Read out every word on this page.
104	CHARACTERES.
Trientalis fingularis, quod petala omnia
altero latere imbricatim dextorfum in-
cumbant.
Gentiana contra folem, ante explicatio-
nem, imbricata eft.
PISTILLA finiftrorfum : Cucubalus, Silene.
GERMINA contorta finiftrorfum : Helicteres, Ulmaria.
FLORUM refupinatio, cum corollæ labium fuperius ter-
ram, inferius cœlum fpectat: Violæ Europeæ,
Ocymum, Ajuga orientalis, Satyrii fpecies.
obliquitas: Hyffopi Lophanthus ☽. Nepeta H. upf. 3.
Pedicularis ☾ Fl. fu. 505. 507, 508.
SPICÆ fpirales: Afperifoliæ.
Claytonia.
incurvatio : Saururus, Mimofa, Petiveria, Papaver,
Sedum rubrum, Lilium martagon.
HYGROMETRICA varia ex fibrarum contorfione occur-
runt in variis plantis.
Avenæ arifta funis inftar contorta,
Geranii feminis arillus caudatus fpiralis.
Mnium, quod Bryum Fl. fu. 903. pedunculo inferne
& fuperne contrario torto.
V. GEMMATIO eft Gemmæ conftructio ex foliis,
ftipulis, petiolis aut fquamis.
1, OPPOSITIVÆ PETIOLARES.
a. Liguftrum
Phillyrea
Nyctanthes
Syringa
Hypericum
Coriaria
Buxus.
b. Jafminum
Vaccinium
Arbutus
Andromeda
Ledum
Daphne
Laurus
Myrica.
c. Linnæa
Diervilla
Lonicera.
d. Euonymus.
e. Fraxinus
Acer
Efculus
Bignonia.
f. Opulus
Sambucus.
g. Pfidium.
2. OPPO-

########################################

_Description of the task_.
Copy every line of the records word for word.

_Result for this task_.
Read out every word on this page.
104	CHARACTERES.
Trientalis fingularis, quod petala omnia
altero latere imbricatim dextorfum in-
cumbant.
Gentiana contra folem, ante explicatio-
nem, imbricata eft.
PISTILLA finiftrorfum : Cucubalus, Silene.
GERMINA contorta finiftrorfum : Helicteres, Ulmaria.
FLORUM refupinatio, cum corollæ labium fuperius ter-
ram, inferius cœlum fpectat: Violæ Europeæ,
Ocymum, Ajuga orientalis, Satyrii fpecies.
obliquitas: Hyffopi Lophanthus ☽. Nepeta H. upf. 3.
Pedicularis ☾ Fl. fu. 505. 507, 508.
SPICÆ fpirales: Afperifoliæ.
Claytonia.
incurvatio : Saururus, Mimofa, Petiveria, Papaver,
Sedum rubrum, Lilium martagon.
HYGROMETRICA varia ex fibrarum contorfione occur-
runt in variis plantis.
Avenæ arifta funis inftar contorta,
Geranii feminis arillus caudatus fpiralis.
Mnium, quod Bryum Fl. fu. 903. pedunculo inferne
& fuperne contrario torto.
V. GEMMATIO eft Gemmæ conftructio ex foliis,
ftipulis, petiolis aut fquamis.
1, OPPOSITIVÆ PETIOLARES.
a. Liguftrum
Phillyrea
Nyctanthes
Syringa
Hypericum
Coriaria
Buxus.
b. Jafminum
Vaccinium
Arbutus
Andromeda
Ledum
Daphne
Laurus
Myrica.
c. Linnæa
Diervilla
Lonicera.
d. Euonymus.
e. Fraxinus
Acer
Efculus
Bignonia.
f. Opulus
Sambucus.
g. Pfidium.
2. OPPO-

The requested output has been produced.